■ Problem ■
Gather all lines with "اسلامی" from the records.

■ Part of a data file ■

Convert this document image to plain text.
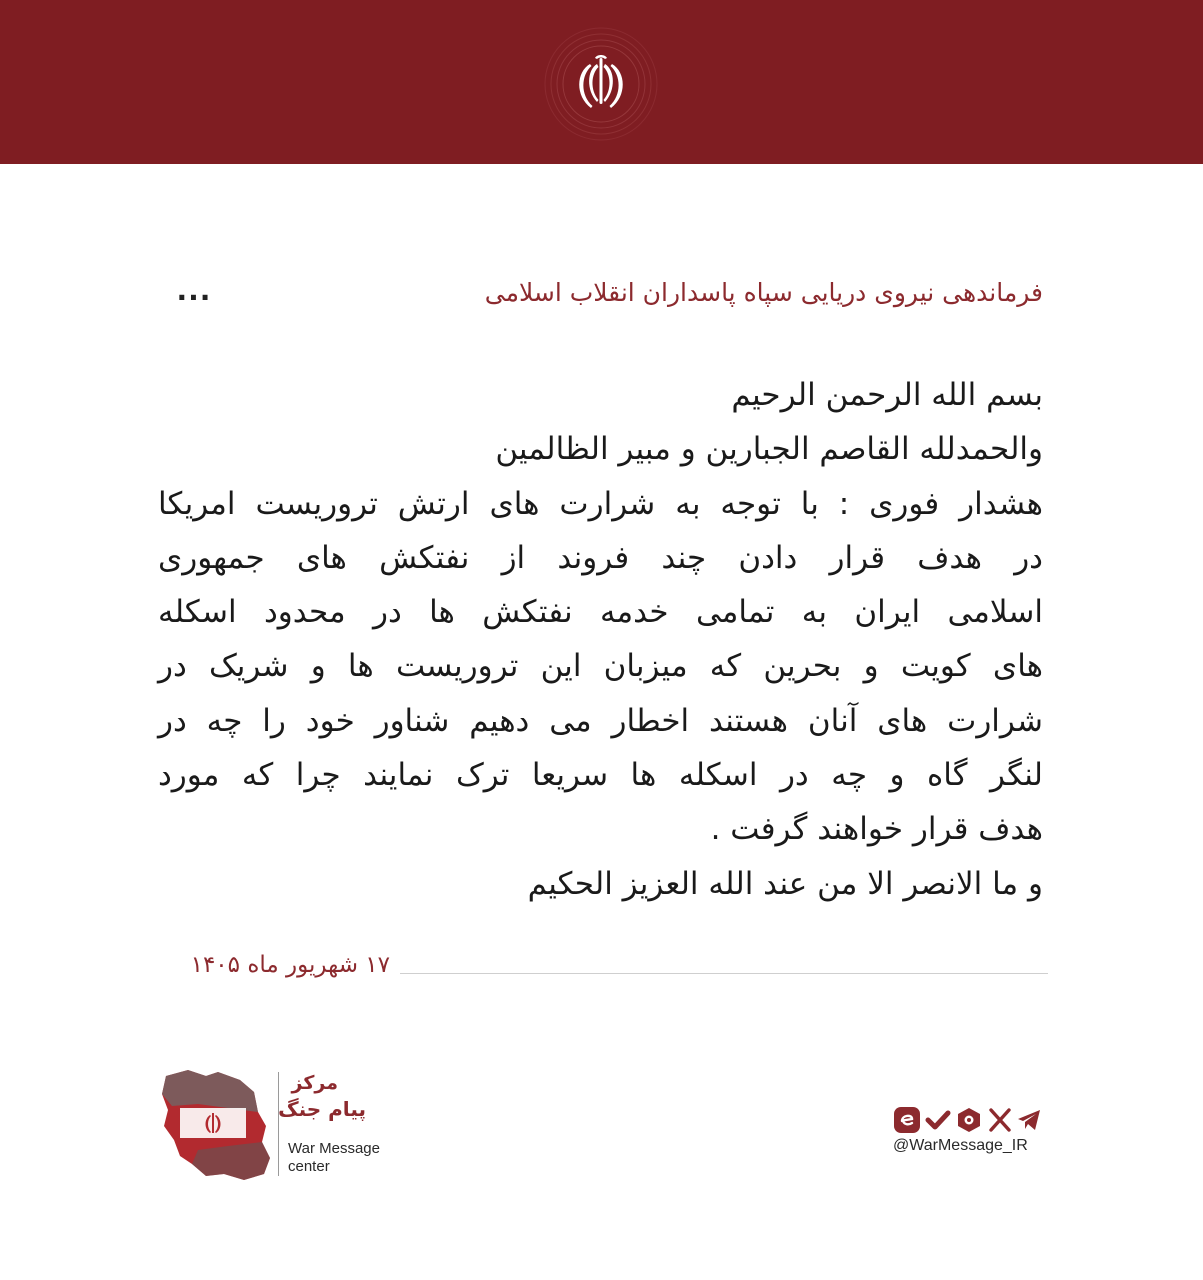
فرماندهی نیروی دریایی سپاه پاسداران انقلاب اسلامی
...
بسم الله الرحمن الرحیم
والحمدلله القاصم الجبارین و مبیر الظالمین
هشدار فوری : با توجه به شرارت های ارتش تروریست امریکا
در هدف قرار دادن چند فروند از نفتکش های جمهوری
اسلامی ایران به تمامی خدمه نفتکش ها در محدود اسکله
های کویت و بحرین که میزبان این تروریست ها و شریک در
شرارت های آنان هستند اخطار می دهیم شناور خود را چه در
لنگر گاه و چه در اسکله ها سریعا ترک نمایند چرا که مورد
هدف قرار خواهند گرفت .
و ما الانصر الا من عند الله العزیز الحکیم
۱۷ شهریور ماه ۱۴۰۵
مرکز
پیام جنگ
War Message
center
@WarMessage_IR
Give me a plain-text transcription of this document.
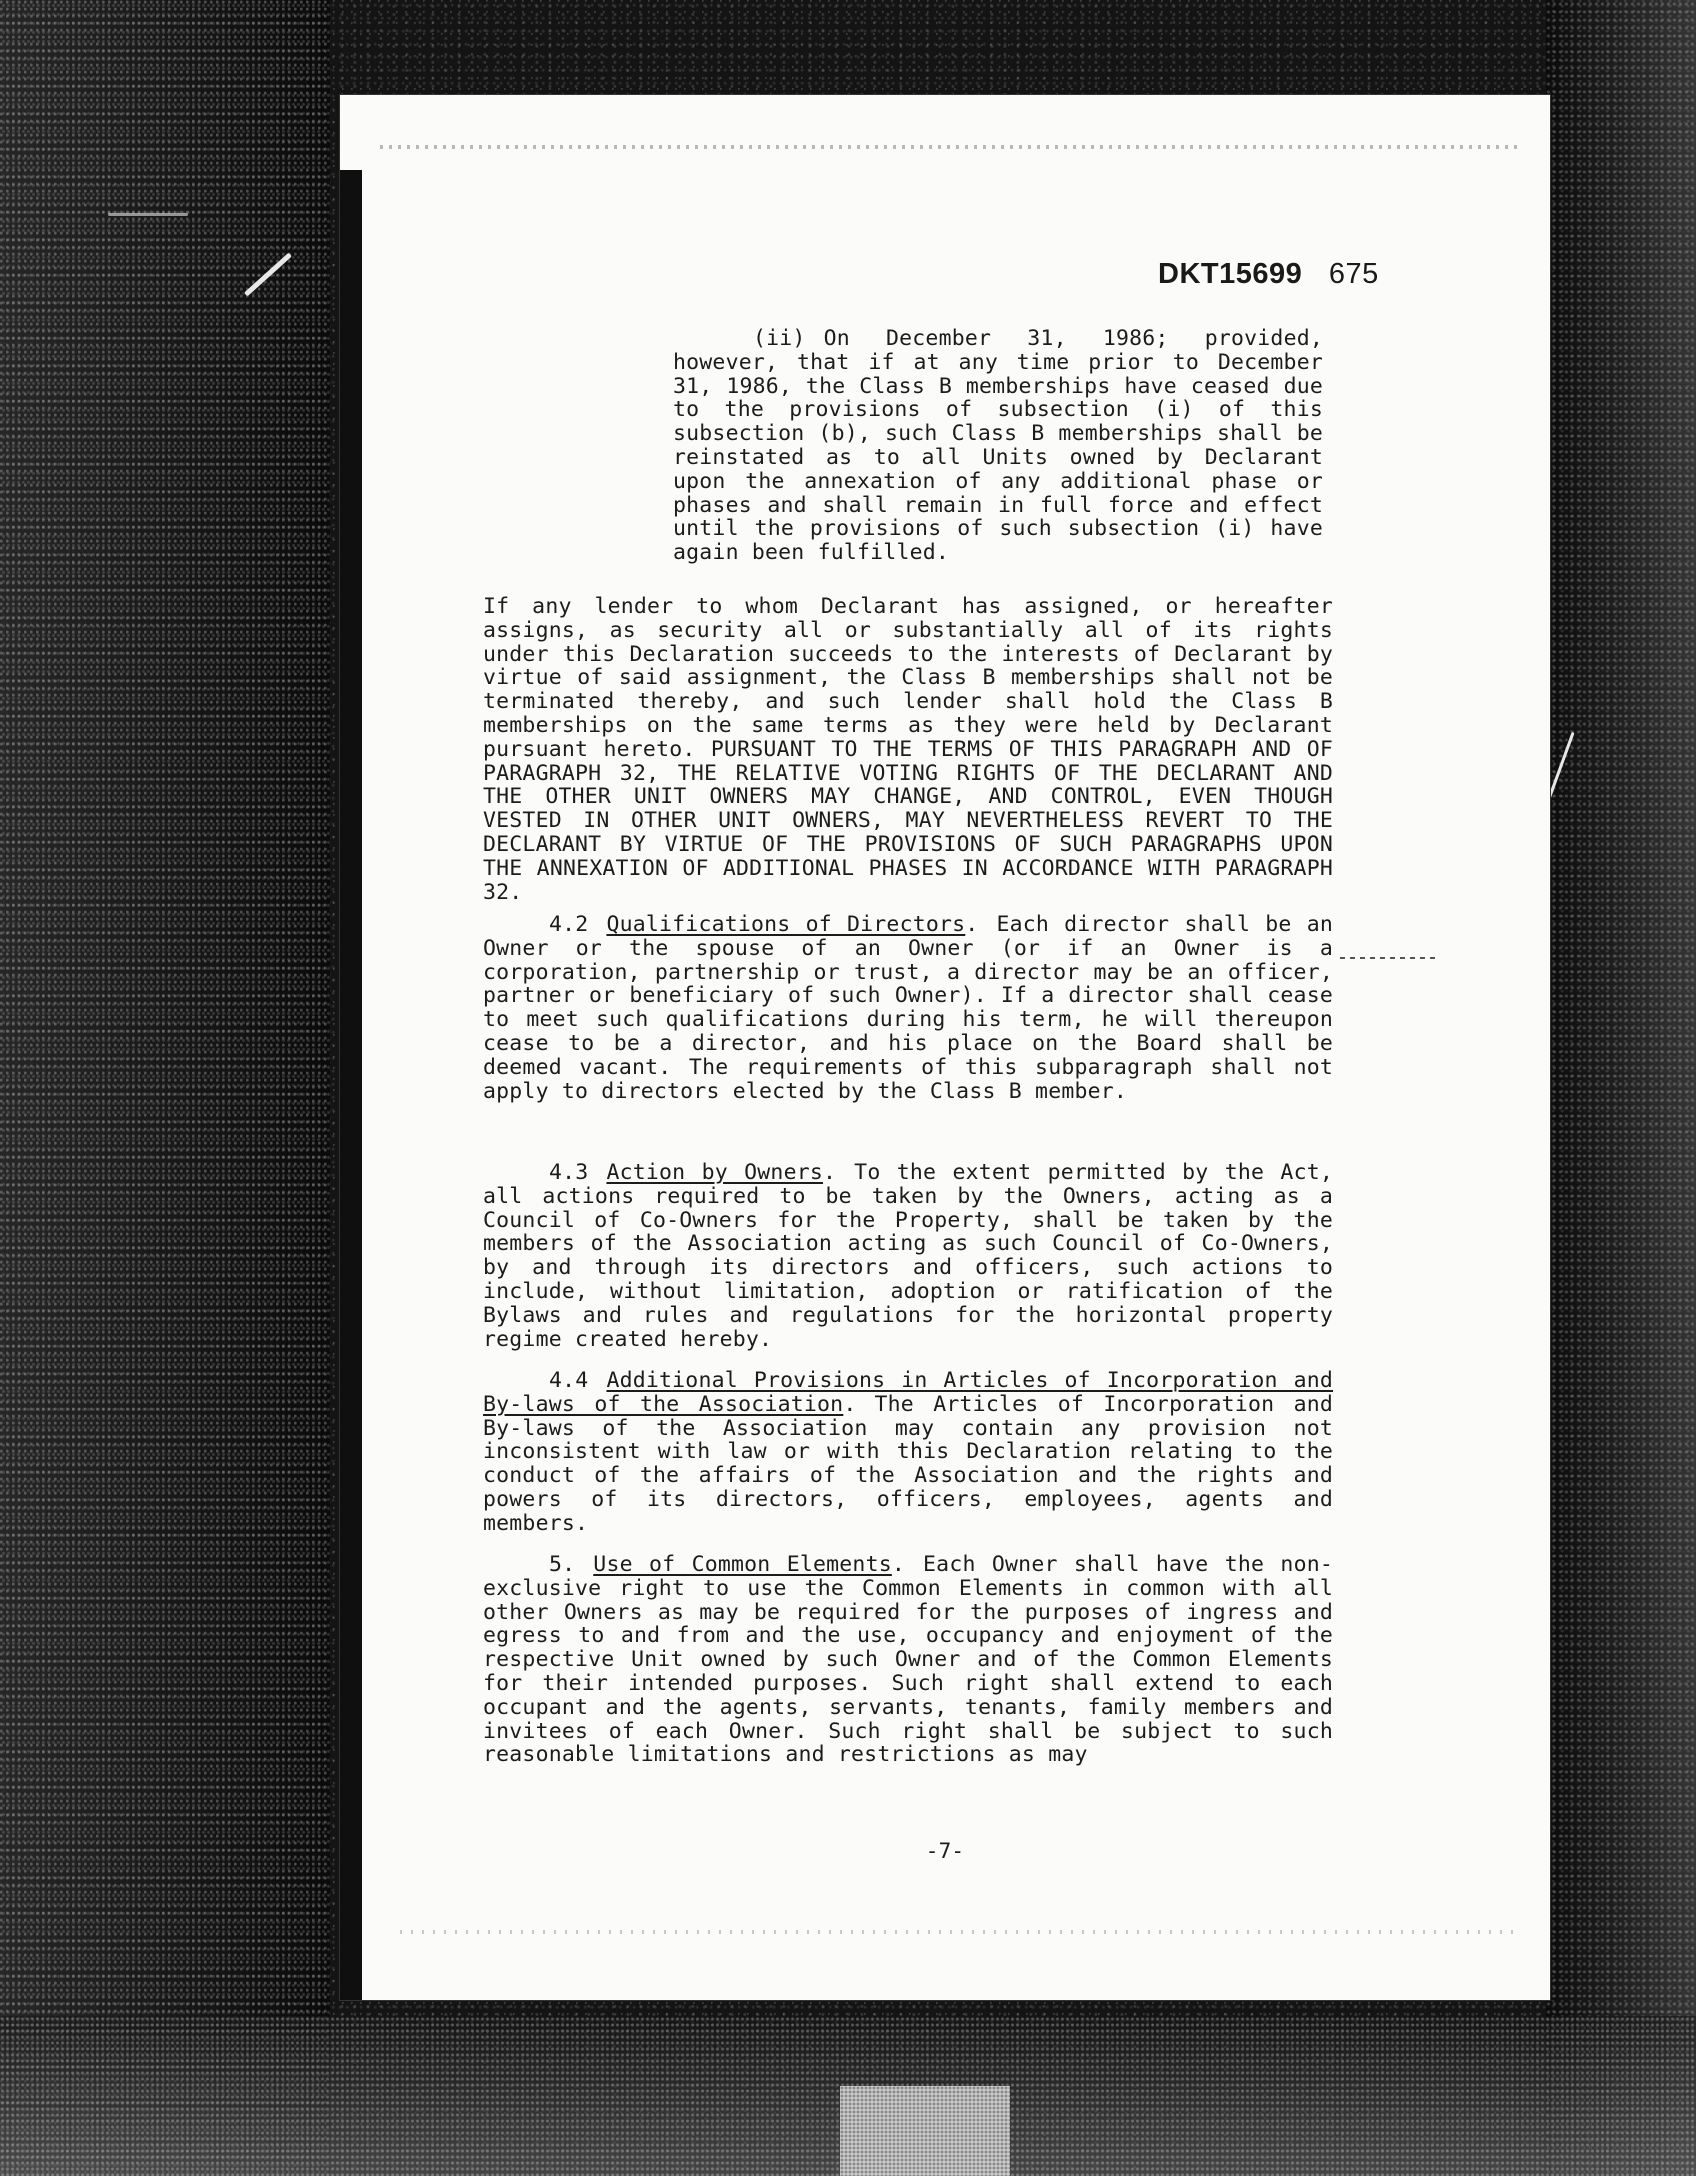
DKT15699 675
(ii) On December 31, 1986; provided, however, that if at any time prior to December 31, 1986, the Class B memberships have ceased due to the provisions of subsection (i) of this subsection (b), such Class B memberships shall be reinstated as to all Units owned by Declarant upon the annexation of any additional phase or phases and shall remain in full force and effect until the provisions of such subsection (i) have again been fulfilled.
If any lender to whom Declarant has assigned, or hereafter assigns, as security all or substantially all of its rights under this Declaration succeeds to the interests of Declarant by virtue of said assignment, the Class B memberships shall not be terminated thereby, and such lender shall hold the Class B memberships on the same terms as they were held by Declarant pursuant hereto. PURSUANT TO THE TERMS OF THIS PARAGRAPH AND OF PARAGRAPH 32, THE RELATIVE VOTING RIGHTS OF THE DECLARANT AND THE OTHER UNIT OWNERS MAY CHANGE, AND CONTROL, EVEN THOUGH VESTED IN OTHER UNIT OWNERS, MAY NEVERTHELESS REVERT TO THE DECLARANT BY VIRTUE OF THE PROVISIONS OF SUCH PARAGRAPHS UPON THE ANNEXATION OF ADDITIONAL PHASES IN ACCORDANCE WITH PARAGRAPH 32.
4.2 Qualifications of Directors. Each director shall be an Owner or the spouse of an Owner (or if an Owner is a corporation, partnership or trust, a director may be an officer, partner or beneficiary of such Owner). If a director shall cease to meet such qualifications during his term, he will thereupon cease to be a director, and his place on the Board shall be deemed vacant. The requirements of this subparagraph shall not apply to directors elected by the Class B member.
4.3 Action by Owners. To the extent permitted by the Act, all actions required to be taken by the Owners, acting as a Council of Co-Owners for the Property, shall be taken by the members of the Association acting as such Council of Co-Owners, by and through its directors and officers, such actions to include, without limitation, adoption or ratification of the Bylaws and rules and regulations for the horizontal property regime created hereby.
4.4 Additional Provisions in Articles of Incorporation and By-laws of the Association. The Articles of Incorporation and By-laws of the Association may contain any provision not inconsistent with law or with this Declaration relating to the conduct of the affairs of the Association and the rights and powers of its directors, officers, employees, agents and members.
5. Use of Common Elements. Each Owner shall have the non-exclusive right to use the Common Elements in common with all other Owners as may be required for the purposes of ingress and egress to and from and the use, occupancy and enjoyment of the respective Unit owned by such Owner and of the Common Elements for their intended purposes. Such right shall extend to each occupant and the agents, servants, tenants, family members and invitees of each Owner. Such right shall be subject to such reasonable limitations and restrictions as may
-7-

■ Solution to the exercise ■
فرماندهی نیروی دریایی سپاه پاسداران انقلاب اسلامی
اسلامی ایران به تمامی خدمه نفتکش ها در محدود اسکله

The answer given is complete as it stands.